→ **Records from a data source**
--- start ---
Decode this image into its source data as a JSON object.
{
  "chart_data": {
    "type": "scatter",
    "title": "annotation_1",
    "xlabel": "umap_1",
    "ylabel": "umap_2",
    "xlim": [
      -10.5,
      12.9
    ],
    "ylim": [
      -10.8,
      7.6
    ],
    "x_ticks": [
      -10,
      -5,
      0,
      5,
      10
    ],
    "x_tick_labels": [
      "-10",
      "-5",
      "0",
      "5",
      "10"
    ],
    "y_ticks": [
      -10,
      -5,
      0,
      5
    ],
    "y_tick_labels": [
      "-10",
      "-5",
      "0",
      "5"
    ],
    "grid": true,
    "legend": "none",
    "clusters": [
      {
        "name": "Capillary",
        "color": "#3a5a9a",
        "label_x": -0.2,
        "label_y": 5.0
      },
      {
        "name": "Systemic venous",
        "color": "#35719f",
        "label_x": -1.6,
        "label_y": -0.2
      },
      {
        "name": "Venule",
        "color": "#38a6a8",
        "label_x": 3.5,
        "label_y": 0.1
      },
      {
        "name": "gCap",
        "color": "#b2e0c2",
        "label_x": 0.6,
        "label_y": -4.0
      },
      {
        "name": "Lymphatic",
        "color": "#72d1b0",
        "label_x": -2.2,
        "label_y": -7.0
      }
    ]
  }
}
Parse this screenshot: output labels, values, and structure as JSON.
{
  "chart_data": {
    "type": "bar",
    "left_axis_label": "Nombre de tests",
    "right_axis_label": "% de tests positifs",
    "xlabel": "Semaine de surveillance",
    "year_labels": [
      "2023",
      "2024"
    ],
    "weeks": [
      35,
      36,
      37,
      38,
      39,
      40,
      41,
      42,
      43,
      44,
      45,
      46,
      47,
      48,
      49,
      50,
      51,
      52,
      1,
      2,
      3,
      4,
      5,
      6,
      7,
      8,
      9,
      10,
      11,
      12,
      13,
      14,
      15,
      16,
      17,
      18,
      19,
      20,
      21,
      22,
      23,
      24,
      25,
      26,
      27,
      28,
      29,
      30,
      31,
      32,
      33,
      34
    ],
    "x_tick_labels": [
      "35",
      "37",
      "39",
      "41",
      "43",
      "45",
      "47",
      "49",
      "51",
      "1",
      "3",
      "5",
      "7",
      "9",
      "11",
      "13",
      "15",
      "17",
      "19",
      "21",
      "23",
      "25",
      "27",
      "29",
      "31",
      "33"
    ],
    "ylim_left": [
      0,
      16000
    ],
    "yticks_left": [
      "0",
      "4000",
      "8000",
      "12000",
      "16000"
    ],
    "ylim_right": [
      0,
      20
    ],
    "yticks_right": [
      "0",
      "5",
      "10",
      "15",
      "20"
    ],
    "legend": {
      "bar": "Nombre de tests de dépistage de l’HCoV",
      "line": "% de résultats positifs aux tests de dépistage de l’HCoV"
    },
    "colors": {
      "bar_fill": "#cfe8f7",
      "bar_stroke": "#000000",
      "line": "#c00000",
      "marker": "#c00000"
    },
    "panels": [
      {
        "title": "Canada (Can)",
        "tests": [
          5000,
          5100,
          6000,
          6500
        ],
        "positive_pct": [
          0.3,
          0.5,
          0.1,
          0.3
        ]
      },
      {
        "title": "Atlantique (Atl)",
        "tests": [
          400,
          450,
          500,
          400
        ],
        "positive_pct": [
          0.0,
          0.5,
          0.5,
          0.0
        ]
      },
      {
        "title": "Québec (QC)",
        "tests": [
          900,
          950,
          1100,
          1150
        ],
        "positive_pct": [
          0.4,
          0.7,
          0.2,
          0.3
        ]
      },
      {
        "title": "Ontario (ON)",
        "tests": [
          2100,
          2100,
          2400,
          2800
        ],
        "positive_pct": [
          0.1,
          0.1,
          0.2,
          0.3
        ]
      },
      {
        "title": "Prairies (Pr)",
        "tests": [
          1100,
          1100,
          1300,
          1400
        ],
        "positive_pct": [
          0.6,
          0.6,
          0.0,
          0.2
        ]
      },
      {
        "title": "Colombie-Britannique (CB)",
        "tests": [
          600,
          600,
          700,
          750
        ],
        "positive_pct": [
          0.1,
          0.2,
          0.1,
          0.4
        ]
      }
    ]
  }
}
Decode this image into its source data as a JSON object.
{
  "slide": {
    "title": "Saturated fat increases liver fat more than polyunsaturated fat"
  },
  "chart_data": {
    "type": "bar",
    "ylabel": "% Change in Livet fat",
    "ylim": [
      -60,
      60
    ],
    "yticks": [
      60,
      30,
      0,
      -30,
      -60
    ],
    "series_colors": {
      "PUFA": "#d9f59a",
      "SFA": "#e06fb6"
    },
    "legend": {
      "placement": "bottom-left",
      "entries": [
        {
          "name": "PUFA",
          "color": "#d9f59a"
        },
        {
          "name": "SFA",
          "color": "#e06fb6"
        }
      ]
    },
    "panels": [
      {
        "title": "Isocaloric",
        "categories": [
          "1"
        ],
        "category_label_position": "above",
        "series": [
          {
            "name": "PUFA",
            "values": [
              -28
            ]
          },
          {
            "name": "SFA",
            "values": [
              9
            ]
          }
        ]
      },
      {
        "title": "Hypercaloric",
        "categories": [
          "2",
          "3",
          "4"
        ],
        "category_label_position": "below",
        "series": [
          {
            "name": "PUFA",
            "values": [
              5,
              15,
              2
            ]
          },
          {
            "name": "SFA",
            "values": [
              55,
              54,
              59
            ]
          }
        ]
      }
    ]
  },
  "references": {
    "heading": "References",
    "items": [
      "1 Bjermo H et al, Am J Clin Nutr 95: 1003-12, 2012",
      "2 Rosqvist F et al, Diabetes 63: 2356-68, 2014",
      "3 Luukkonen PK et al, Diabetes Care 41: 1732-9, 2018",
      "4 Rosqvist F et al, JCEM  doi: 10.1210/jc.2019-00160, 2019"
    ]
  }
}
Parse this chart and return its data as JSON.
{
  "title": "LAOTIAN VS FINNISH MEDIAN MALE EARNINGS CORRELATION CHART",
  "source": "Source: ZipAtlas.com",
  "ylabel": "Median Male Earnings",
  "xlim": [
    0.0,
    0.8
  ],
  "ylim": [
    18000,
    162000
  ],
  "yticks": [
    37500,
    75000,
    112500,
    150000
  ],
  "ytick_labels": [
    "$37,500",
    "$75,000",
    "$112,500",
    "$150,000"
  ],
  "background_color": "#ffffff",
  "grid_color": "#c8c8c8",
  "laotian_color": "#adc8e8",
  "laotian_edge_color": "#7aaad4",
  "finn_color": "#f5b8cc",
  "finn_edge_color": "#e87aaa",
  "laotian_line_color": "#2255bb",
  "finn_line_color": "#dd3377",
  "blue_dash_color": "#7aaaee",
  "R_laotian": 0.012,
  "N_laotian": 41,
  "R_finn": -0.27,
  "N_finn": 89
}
--- end ---
→ **EXERCISE**
Extract the full listing above without altering anything.

→ **EXPECTED OUTPUT**
Decode this image into its source data as a JSON object.
{
  "chart_data": {
    "type": "scatter",
    "title": "annotation_1",
    "xlabel": "umap_1",
    "ylabel": "umap_2",
    "xlim": [
      -10.5,
      12.9
    ],
    "ylim": [
      -10.8,
      7.6
    ],
    "x_ticks": [
      -10,
      -5,
      0,
      5,
      10
    ],
    "x_tick_labels": [
      "-10",
      "-5",
      "0",
      "5",
      "10"
    ],
    "y_ticks": [
      -10,
      -5,
      0,
      5
    ],
    "y_tick_labels": [
      "-10",
      "-5",
      "0",
      "5"
    ],
    "grid": true,
    "legend": "none",
    "clusters": [
      {
        "name": "Capillary",
        "color": "#3a5a9a",
        "label_x": -0.2,
        "label_y": 5.0
      },
      {
        "name": "Systemic venous",
        "color": "#35719f",
        "label_x": -1.6,
        "label_y": -0.2
      },
      {
        "name": "Venule",
        "color": "#38a6a8",
        "label_x": 3.5,
        "label_y": 0.1
      },
      {
        "name": "gCap",
        "color": "#b2e0c2",
        "label_x": 0.6,
        "label_y": -4.0
      },
      {
        "name": "Lymphatic",
        "color": "#72d1b0",
        "label_x": -2.2,
        "label_y": -7.0
      }
    ]
  }
}
Parse this screenshot: output labels, values, and structure as JSON.
{
  "chart_data": {
    "type": "bar",
    "left_axis_label": "Nombre de tests",
    "right_axis_label": "% de tests positifs",
    "xlabel": "Semaine de surveillance",
    "year_labels": [
      "2023",
      "2024"
    ],
    "weeks": [
      35,
      36,
      37,
      38,
      39,
      40,
      41,
      42,
      43,
      44,
      45,
      46,
      47,
      48,
      49,
      50,
      51,
      52,
      1,
      2,
      3,
      4,
      5,
      6,
      7,
      8,
      9,
      10,
      11,
      12,
      13,
      14,
      15,
      16,
      17,
      18,
      19,
      20,
      21,
      22,
      23,
      24,
      25,
      26,
      27,
      28,
      29,
      30,
      31,
      32,
      33,
      34
    ],
    "x_tick_labels": [
      "35",
      "37",
      "39",
      "41",
      "43",
      "45",
      "47",
      "49",
      "51",
      "1",
      "3",
      "5",
      "7",
      "9",
      "11",
      "13",
      "15",
      "17",
      "19",
      "21",
      "23",
      "25",
      "27",
      "29",
      "31",
      "33"
    ],
    "ylim_left": [
      0,
      16000
    ],
    "yticks_left": [
      "0",
      "4000",
      "8000",
      "12000",
      "16000"
    ],
    "ylim_right": [
      0,
      20
    ],
    "yticks_right": [
      "0",
      "5",
      "10",
      "15",
      "20"
    ],
    "legend": {
      "bar": "Nombre de tests de dépistage de l’HCoV",
      "line": "% de résultats positifs aux tests de dépistage de l’HCoV"
    },
    "colors": {
      "bar_fill": "#cfe8f7",
      "bar_stroke": "#000000",
      "line": "#c00000",
      "marker": "#c00000"
    },
    "panels": [
      {
        "title": "Canada (Can)",
        "tests": [
          5000,
          5100,
          6000,
          6500
        ],
        "positive_pct": [
          0.3,
          0.5,
          0.1,
          0.3
        ]
      },
      {
        "title": "Atlantique (Atl)",
        "tests": [
          400,
          450,
          500,
          400
        ],
        "positive_pct": [
          0.0,
          0.5,
          0.5,
          0.0
        ]
      },
      {
        "title": "Québec (QC)",
        "tests": [
          900,
          950,
          1100,
          1150
        ],
        "positive_pct": [
          0.4,
          0.7,
          0.2,
          0.3
        ]
      },
      {
        "title": "Ontario (ON)",
        "tests": [
          2100,
          2100,
          2400,
          2800
        ],
        "positive_pct": [
          0.1,
          0.1,
          0.2,
          0.3
        ]
      },
      {
        "title": "Prairies (Pr)",
        "tests": [
          1100,
          1100,
          1300,
          1400
        ],
        "positive_pct": [
          0.6,
          0.6,
          0.0,
          0.2
        ]
      },
      {
        "title": "Colombie-Britannique (CB)",
        "tests": [
          600,
          600,
          700,
          750
        ],
        "positive_pct": [
          0.1,
          0.2,
          0.1,
          0.4
        ]
      }
    ]
  }
}
Decode this image into its source data as a JSON object.
{
  "slide": {
    "title": "Saturated fat increases liver fat more than polyunsaturated fat"
  },
  "chart_data": {
    "type": "bar",
    "ylabel": "% Change in Livet fat",
    "ylim": [
      -60,
      60
    ],
    "yticks": [
      60,
      30,
      0,
      -30,
      -60
    ],
    "series_colors": {
      "PUFA": "#d9f59a",
      "SFA": "#e06fb6"
    },
    "legend": {
      "placement": "bottom-left",
      "entries": [
        {
          "name": "PUFA",
          "color": "#d9f59a"
        },
        {
          "name": "SFA",
          "color": "#e06fb6"
        }
      ]
    },
    "panels": [
      {
        "title": "Isocaloric",
        "categories": [
          "1"
        ],
        "category_label_position": "above",
        "series": [
          {
            "name": "PUFA",
            "values": [
              -28
            ]
          },
          {
            "name": "SFA",
            "values": [
              9
            ]
          }
        ]
      },
      {
        "title": "Hypercaloric",
        "categories": [
          "2",
          "3",
          "4"
        ],
        "category_label_position": "below",
        "series": [
          {
            "name": "PUFA",
            "values": [
              5,
              15,
              2
            ]
          },
          {
            "name": "SFA",
            "values": [
              55,
              54,
              59
            ]
          }
        ]
      }
    ]
  },
  "references": {
    "heading": "References",
    "items": [
      "1 Bjermo H et al, Am J Clin Nutr 95: 1003-12, 2012",
      "2 Rosqvist F et al, Diabetes 63: 2356-68, 2014",
      "3 Luukkonen PK et al, Diabetes Care 41: 1732-9, 2018",
      "4 Rosqvist F et al, JCEM  doi: 10.1210/jc.2019-00160, 2019"
    ]
  }
}
Parse this chart and return its data as JSON.
{
  "title": "LAOTIAN VS FINNISH MEDIAN MALE EARNINGS CORRELATION CHART",
  "source": "Source: ZipAtlas.com",
  "ylabel": "Median Male Earnings",
  "xlim": [
    0.0,
    0.8
  ],
  "ylim": [
    18000,
    162000
  ],
  "yticks": [
    37500,
    75000,
    112500,
    150000
  ],
  "ytick_labels": [
    "$37,500",
    "$75,000",
    "$112,500",
    "$150,000"
  ],
  "background_color": "#ffffff",
  "grid_color": "#c8c8c8",
  "laotian_color": "#adc8e8",
  "laotian_edge_color": "#7aaad4",
  "finn_color": "#f5b8cc",
  "finn_edge_color": "#e87aaa",
  "laotian_line_color": "#2255bb",
  "finn_line_color": "#dd3377",
  "blue_dash_color": "#7aaaee",
  "R_laotian": 0.012,
  "N_laotian": 41,
  "R_finn": -0.27,
  "N_finn": 89
}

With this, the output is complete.